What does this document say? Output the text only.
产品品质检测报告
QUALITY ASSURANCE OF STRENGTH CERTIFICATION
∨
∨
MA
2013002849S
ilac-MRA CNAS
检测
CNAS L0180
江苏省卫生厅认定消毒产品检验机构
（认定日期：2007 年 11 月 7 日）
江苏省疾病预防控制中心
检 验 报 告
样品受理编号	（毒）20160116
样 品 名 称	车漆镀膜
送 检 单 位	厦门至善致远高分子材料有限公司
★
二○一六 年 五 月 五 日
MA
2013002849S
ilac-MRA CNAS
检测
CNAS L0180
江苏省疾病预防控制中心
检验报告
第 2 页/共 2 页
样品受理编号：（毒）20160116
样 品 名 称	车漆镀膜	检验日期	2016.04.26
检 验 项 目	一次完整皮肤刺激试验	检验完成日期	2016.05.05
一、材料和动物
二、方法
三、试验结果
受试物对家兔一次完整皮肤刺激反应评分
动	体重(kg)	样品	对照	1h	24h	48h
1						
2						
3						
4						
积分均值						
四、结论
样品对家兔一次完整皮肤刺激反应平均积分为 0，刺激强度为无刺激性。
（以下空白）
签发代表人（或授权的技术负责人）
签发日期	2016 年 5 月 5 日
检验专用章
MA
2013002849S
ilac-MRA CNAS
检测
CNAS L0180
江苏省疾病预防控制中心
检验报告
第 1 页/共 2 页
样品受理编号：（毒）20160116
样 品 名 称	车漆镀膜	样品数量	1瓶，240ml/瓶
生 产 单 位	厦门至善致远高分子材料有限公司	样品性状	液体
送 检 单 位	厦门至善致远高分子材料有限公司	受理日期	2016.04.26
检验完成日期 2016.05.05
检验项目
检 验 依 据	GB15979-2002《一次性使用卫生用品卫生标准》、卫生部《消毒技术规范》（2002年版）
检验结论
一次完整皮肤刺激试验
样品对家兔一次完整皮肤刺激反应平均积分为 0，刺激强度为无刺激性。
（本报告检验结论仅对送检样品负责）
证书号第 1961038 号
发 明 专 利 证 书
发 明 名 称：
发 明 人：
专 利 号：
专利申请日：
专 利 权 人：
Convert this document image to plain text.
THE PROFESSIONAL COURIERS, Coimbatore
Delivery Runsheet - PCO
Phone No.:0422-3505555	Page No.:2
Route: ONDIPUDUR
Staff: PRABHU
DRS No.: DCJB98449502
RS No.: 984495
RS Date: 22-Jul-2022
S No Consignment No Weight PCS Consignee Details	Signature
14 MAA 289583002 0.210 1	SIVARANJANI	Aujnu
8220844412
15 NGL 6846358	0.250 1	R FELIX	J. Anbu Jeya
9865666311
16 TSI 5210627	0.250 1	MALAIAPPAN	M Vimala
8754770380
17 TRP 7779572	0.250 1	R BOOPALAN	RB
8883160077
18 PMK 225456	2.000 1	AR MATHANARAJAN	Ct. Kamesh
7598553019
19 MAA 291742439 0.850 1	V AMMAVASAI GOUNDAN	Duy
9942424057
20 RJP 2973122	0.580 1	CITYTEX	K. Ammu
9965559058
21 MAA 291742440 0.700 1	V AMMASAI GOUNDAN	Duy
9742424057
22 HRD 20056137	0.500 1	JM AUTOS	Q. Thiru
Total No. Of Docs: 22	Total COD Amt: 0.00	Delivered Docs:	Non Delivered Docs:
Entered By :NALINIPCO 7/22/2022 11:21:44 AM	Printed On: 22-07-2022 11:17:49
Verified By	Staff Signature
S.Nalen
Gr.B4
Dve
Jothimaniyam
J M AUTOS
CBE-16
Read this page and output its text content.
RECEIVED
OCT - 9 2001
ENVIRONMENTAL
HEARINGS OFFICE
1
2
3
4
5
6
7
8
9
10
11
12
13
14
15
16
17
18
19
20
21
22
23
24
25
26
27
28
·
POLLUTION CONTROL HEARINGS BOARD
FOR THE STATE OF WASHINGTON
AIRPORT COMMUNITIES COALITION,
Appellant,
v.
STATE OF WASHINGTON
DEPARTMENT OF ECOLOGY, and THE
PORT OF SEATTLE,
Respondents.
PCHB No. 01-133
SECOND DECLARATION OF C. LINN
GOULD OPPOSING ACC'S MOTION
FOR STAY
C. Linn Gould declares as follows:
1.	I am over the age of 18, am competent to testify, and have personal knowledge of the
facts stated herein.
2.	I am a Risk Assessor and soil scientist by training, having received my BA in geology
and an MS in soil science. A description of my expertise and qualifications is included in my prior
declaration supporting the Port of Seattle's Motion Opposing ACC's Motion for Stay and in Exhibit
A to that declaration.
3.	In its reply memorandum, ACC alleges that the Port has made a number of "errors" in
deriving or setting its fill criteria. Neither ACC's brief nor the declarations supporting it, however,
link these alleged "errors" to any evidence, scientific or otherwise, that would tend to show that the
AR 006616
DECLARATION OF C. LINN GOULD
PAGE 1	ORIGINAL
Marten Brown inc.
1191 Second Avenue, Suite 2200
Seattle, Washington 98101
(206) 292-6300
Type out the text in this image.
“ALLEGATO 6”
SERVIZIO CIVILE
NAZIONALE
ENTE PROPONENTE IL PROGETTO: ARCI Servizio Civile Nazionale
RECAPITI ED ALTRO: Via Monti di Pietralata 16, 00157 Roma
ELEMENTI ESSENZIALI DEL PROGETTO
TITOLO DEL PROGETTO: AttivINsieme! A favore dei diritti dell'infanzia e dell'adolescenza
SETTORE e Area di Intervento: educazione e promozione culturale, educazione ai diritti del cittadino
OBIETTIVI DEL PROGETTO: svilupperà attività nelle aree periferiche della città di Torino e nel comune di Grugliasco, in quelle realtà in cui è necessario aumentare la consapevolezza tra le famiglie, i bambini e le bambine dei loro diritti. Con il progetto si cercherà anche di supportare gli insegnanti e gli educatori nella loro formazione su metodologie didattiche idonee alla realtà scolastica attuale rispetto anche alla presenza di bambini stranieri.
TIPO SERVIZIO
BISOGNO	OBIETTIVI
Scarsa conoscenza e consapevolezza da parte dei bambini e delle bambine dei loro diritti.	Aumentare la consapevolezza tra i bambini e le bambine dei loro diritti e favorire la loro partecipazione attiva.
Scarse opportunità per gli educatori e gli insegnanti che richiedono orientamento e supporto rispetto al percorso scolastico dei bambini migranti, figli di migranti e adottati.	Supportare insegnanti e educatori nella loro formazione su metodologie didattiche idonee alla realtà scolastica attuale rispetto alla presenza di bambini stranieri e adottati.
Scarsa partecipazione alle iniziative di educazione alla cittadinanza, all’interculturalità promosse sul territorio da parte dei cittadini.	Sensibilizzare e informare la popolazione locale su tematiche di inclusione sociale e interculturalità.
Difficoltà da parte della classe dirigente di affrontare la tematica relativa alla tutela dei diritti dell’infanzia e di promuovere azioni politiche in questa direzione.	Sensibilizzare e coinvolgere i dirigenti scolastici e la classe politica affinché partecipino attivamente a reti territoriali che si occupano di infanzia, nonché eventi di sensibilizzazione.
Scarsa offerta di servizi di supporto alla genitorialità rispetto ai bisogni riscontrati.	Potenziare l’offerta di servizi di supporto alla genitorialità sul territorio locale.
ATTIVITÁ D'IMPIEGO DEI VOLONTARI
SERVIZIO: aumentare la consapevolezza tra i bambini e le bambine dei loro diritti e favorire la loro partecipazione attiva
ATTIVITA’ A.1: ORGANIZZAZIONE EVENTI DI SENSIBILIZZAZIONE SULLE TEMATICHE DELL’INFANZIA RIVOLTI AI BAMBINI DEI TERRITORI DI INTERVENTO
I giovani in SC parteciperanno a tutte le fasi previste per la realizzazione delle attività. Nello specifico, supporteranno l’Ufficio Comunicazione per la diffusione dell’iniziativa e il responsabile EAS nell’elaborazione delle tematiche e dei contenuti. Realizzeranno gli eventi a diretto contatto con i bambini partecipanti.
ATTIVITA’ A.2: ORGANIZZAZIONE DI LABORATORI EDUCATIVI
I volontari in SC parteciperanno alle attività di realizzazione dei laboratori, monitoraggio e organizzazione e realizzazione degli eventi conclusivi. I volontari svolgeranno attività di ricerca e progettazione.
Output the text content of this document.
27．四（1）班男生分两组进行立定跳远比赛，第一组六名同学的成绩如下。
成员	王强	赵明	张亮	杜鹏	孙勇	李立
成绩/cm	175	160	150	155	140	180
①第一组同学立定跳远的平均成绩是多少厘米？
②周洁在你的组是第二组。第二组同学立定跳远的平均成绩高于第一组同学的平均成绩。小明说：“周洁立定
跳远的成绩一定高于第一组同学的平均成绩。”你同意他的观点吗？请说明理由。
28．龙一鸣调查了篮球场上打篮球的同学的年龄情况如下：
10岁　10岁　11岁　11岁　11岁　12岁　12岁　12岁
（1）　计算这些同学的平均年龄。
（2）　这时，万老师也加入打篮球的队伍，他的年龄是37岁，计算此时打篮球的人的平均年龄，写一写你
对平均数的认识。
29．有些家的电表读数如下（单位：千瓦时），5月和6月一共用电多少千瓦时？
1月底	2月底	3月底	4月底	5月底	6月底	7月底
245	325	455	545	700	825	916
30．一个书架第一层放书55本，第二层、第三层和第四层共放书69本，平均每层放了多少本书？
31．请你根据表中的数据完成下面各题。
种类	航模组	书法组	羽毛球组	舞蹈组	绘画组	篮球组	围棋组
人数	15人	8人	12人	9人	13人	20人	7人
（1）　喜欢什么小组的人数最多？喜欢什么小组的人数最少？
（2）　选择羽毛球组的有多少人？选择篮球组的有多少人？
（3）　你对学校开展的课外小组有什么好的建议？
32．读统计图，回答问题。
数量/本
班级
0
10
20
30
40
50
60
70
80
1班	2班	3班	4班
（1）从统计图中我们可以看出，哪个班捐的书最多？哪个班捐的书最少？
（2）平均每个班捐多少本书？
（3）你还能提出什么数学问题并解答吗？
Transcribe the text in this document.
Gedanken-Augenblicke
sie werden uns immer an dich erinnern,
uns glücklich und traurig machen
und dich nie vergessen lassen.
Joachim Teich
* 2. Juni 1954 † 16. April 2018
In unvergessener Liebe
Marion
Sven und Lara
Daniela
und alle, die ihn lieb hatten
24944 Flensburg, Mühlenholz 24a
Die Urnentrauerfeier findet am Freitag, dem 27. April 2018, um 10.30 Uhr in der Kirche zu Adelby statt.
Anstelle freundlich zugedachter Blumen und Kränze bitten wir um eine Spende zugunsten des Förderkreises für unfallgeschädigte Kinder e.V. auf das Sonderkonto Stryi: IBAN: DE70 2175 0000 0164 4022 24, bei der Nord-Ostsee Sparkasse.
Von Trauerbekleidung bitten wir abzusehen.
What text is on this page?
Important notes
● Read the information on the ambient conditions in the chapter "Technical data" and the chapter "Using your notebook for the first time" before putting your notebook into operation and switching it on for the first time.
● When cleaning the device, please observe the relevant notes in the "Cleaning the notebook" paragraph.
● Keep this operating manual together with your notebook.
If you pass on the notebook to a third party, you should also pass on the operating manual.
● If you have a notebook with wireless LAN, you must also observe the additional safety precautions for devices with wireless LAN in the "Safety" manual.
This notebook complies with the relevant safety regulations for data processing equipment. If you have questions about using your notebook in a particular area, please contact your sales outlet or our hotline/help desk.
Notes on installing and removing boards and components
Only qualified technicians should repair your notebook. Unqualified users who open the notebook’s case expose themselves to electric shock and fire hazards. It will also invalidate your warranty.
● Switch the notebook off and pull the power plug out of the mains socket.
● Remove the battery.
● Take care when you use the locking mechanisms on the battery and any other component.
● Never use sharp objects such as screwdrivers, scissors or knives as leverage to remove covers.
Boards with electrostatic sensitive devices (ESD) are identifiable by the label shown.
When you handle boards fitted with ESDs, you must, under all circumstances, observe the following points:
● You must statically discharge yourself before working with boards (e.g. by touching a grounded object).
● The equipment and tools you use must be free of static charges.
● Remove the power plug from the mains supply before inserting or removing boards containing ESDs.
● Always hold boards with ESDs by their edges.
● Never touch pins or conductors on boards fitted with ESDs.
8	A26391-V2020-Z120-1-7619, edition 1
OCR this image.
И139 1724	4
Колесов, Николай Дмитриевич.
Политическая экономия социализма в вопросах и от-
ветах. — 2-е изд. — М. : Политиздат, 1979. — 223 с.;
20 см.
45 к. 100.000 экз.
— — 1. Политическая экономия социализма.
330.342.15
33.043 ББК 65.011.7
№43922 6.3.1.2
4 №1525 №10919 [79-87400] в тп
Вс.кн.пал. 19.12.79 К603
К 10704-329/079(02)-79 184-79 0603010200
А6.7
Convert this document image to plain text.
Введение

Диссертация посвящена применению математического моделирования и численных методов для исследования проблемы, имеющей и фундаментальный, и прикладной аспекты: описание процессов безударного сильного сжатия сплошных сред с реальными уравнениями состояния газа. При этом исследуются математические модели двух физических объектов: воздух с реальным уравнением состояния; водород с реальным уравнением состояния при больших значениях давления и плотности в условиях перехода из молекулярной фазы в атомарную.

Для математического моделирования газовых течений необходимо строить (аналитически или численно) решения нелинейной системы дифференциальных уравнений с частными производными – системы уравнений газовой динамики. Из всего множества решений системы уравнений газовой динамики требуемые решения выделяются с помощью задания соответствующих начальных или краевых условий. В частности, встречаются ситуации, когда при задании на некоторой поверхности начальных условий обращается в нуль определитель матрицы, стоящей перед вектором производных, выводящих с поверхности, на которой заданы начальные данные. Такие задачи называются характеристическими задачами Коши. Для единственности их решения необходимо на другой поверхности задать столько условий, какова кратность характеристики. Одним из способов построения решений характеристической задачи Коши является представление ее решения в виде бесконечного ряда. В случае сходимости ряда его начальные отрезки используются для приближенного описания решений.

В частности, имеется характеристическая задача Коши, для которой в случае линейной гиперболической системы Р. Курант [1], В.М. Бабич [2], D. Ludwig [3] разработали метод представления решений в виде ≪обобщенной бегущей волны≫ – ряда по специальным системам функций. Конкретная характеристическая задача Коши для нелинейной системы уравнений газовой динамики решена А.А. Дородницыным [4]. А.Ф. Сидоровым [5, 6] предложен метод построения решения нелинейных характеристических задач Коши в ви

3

· · · ·

Aim of the task.
Using the material above, copy every line in which the string "случае" occurs.

Task output.
Для математического моделирования газовых течений необходимо строить (аналитически или численно) решения нелинейной системы дифференциальных уравнений с частными производными – системы уравнений газовой динамики. Из всего множества решений системы уравнений газовой динамики требуемые решения выделяются с помощью задания соответствующих начальных или краевых условий. В частности, встречаются ситуации, когда при задании на некоторой поверхности начальных условий обращается в нуль определитель матрицы, стоящей перед вектором производных, выводящих с поверхности, на которой заданы начальные данные. Такие задачи называются характеристическими задачами Коши. Для единственности их решения необходимо на другой поверхности задать столько условий, какова кратность характеристики. Одним из способов построения решений характеристической задачи Коши является представление ее решения в виде бесконечного ряда. В случае сходимости ряда его начальные отрезки используются для приближенного описания решений.
В частности, имеется характеристическая задача Коши, для которой в случае линейной гиперболической системы Р. Курант [1], В.М. Бабич [2], D. Ludwig [3] разработали метод представления решений в виде ≪обобщенной бегущей волны≫ – ряда по специальным системам функций. Конкретная характеристическая задача Коши для нелинейной системы уравнений газовой динамики решена А.А. Дородницыным [4]. А.Ф. Сидоровым [5, 6] предложен метод построения решения нелинейных характеристических задач Коши в ви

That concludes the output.